▶ **Exercise directions**
Check every line of the entries for "하였습니다", and copy the lines that hold it.

▶ **Raw data**

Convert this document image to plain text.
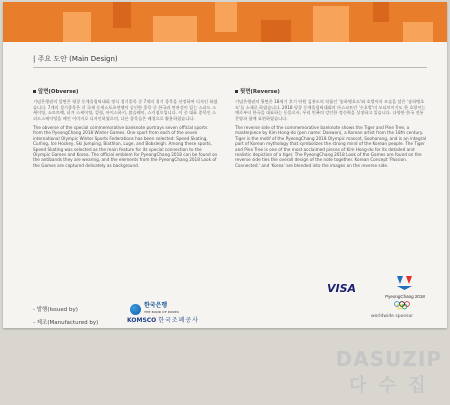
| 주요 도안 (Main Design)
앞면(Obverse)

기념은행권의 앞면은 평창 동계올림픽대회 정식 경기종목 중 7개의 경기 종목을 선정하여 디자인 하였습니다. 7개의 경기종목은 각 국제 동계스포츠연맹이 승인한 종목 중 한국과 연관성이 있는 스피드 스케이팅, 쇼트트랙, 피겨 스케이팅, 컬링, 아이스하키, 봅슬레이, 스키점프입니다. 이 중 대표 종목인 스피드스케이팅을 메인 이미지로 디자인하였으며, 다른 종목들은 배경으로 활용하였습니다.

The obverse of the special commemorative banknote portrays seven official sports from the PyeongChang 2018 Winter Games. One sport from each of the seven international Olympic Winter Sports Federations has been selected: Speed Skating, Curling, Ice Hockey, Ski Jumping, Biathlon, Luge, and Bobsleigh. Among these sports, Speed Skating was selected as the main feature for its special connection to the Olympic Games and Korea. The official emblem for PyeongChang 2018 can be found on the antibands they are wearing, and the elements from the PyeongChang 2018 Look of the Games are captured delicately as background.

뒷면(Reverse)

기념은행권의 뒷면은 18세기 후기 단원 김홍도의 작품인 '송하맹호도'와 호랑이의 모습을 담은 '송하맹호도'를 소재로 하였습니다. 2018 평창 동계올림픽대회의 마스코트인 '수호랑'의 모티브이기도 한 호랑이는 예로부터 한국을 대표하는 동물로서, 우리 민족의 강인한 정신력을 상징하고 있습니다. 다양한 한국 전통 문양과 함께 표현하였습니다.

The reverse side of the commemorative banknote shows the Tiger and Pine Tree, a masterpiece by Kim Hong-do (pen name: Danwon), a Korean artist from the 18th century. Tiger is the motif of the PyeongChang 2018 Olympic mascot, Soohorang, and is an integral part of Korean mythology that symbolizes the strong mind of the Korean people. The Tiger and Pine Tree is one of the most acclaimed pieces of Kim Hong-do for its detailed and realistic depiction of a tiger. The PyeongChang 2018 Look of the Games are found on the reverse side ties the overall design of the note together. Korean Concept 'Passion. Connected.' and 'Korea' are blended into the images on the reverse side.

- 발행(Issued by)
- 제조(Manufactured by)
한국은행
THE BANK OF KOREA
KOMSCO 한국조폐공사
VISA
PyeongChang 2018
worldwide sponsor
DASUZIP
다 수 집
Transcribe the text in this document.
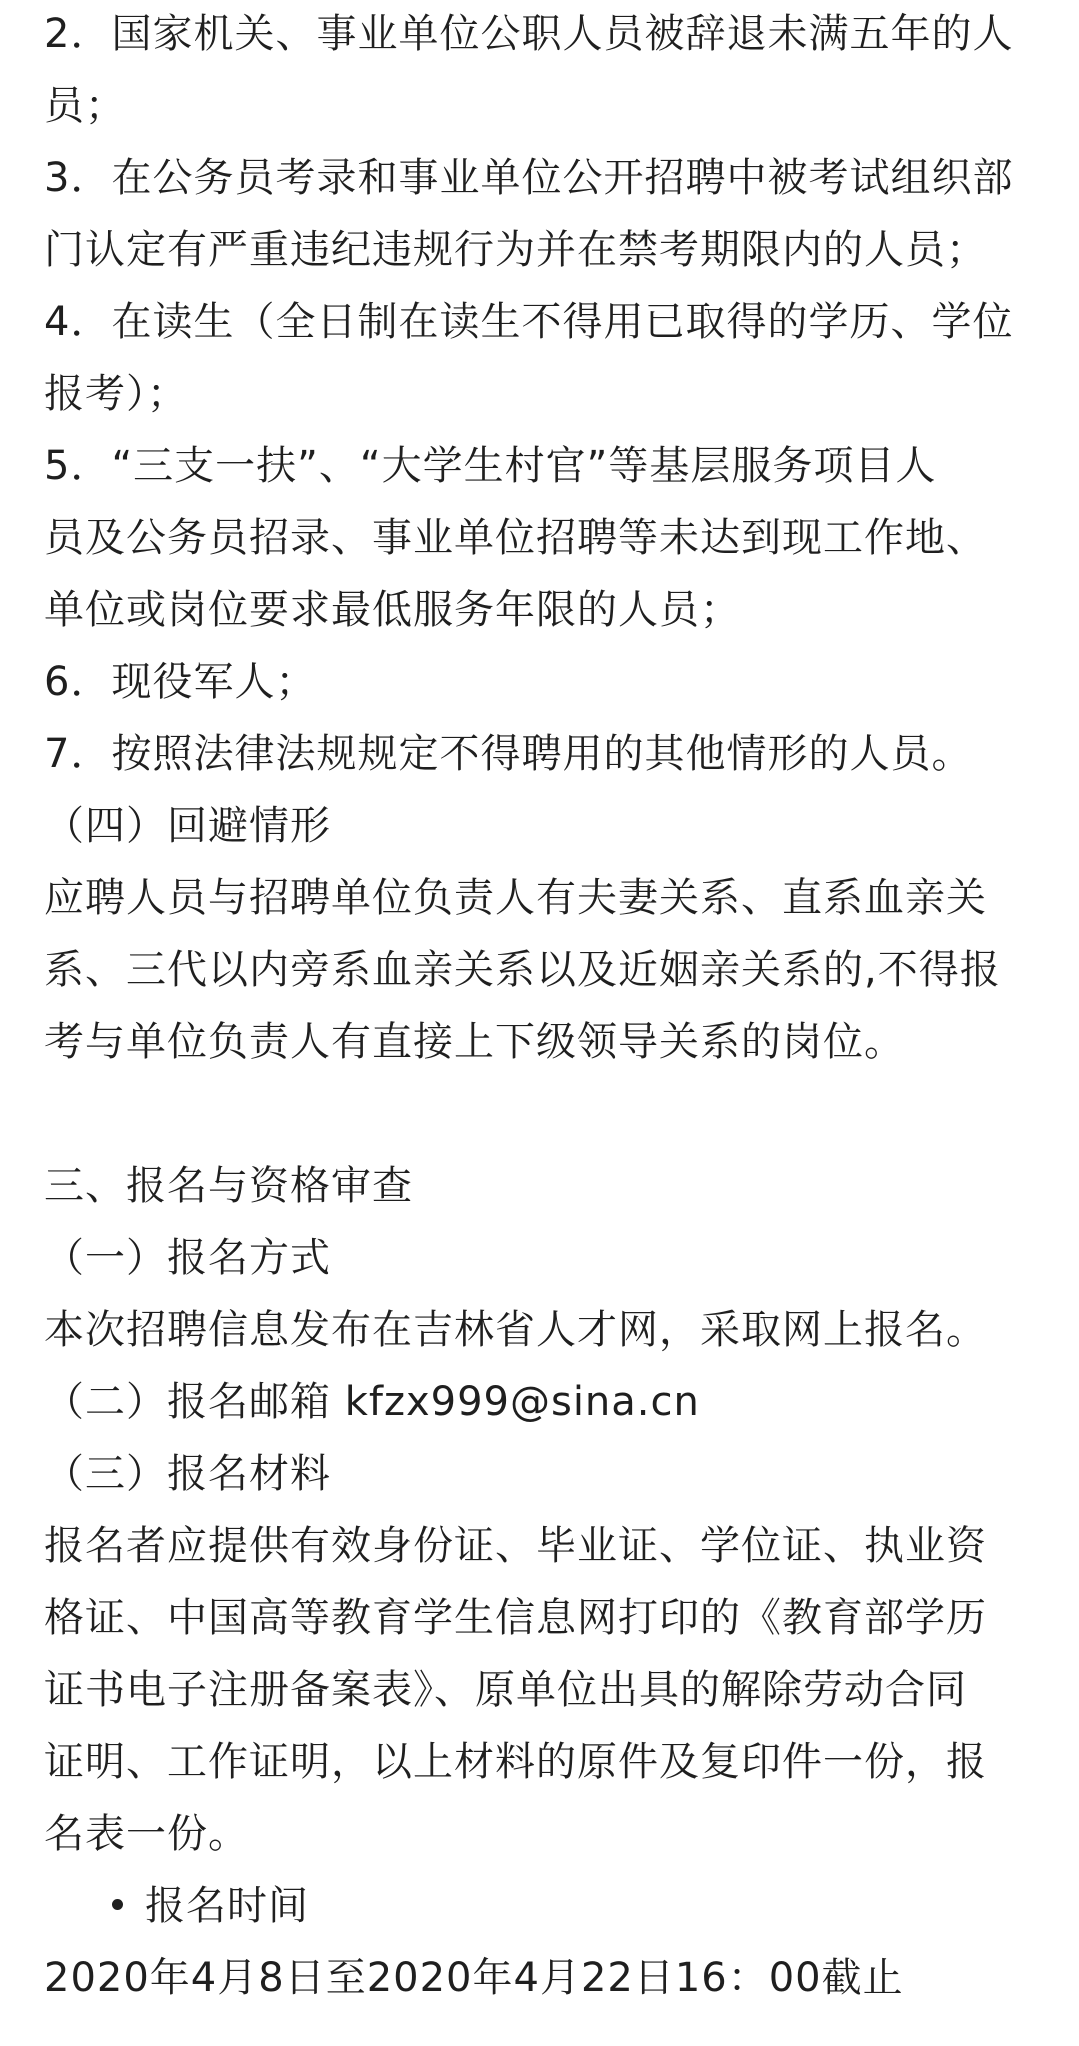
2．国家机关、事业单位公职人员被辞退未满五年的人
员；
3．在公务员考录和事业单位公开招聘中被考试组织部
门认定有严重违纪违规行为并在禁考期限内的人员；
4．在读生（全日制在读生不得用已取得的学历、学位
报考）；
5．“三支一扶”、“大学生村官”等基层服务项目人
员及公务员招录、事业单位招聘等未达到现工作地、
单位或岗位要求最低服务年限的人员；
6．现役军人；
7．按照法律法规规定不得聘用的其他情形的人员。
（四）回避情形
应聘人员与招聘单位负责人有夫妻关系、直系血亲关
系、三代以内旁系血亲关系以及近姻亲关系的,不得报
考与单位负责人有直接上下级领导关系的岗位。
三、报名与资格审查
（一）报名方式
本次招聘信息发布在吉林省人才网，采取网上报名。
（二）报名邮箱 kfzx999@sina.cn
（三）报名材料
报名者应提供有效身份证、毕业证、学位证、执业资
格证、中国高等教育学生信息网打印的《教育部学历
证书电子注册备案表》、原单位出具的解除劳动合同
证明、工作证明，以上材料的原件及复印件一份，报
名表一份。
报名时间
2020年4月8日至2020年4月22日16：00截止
...
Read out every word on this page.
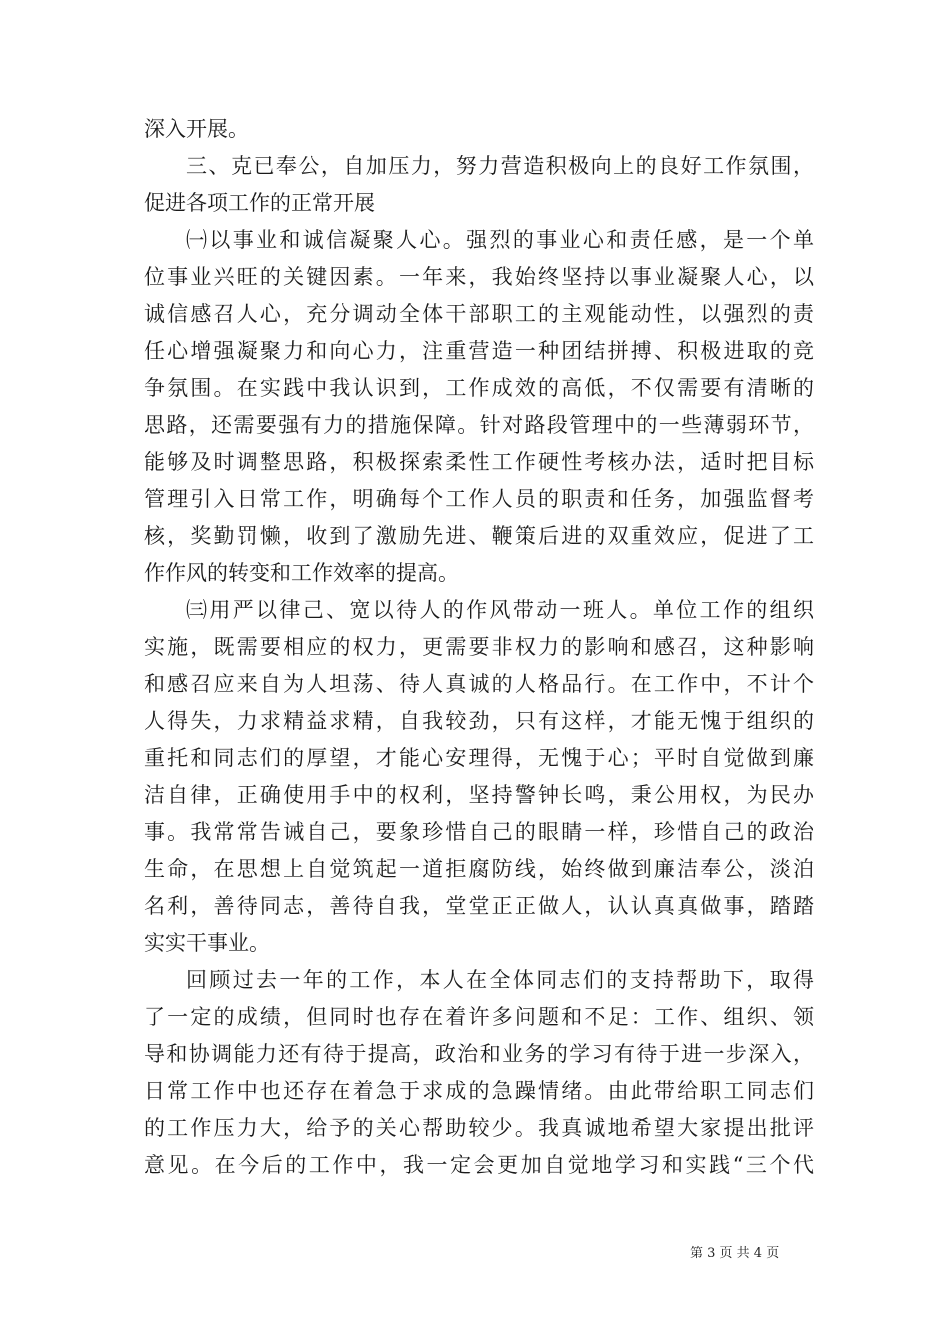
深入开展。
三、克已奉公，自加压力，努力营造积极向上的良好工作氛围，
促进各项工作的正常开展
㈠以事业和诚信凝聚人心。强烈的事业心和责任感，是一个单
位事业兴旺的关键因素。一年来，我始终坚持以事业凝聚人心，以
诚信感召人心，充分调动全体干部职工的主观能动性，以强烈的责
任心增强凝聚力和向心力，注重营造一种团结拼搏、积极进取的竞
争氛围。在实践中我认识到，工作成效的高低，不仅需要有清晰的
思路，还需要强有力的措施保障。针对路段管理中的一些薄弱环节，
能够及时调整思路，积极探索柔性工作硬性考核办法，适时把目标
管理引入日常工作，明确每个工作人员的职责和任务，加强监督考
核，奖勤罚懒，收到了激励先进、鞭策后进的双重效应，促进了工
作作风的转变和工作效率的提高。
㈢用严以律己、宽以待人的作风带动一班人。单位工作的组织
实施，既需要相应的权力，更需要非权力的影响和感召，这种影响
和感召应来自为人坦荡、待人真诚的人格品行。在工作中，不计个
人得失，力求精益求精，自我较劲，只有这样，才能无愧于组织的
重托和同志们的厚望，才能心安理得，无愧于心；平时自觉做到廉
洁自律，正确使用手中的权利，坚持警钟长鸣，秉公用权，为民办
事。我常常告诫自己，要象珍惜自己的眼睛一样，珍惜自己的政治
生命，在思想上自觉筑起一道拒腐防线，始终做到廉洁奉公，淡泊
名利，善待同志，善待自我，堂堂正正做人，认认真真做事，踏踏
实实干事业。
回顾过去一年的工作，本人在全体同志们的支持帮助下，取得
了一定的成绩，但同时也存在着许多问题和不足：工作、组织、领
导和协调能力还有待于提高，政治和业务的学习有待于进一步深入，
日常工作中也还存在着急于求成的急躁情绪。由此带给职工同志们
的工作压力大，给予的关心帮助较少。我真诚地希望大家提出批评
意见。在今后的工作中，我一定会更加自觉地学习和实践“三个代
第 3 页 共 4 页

▶ **Solution for this exercise**
기념은행권의 앞면은 평창 동계올림픽대회 정식 경기종목 중 7개의 경기 종목을 선정하여 디자인 하였습니다. 7개의 경기종목은 각 국제 동계스포츠연맹이 승인한 종목 중 한국과 연관성이 있는 스피드 스케이팅, 쇼트트랙, 피겨 스케이팅, 컬링, 아이스하키, 봅슬레이, 스키점프입니다. 이 중 대표 종목인 스피드스케이팅을 메인 이미지로 디자인하였으며, 다른 종목들은 배경으로 활용하였습니다.
기념은행권의 뒷면은 18세기 후기 단원 김홍도의 작품인 '송하맹호도'와 호랑이의 모습을 담은 '송하맹호도'를 소재로 하였습니다. 2018 평창 동계올림픽대회의 마스코트인 '수호랑'의 모티브이기도 한 호랑이는 예로부터 한국을 대표하는 동물로서, 우리 민족의 강인한 정신력을 상징하고 있습니다. 다양한 한국 전통 문양과 함께 표현하였습니다.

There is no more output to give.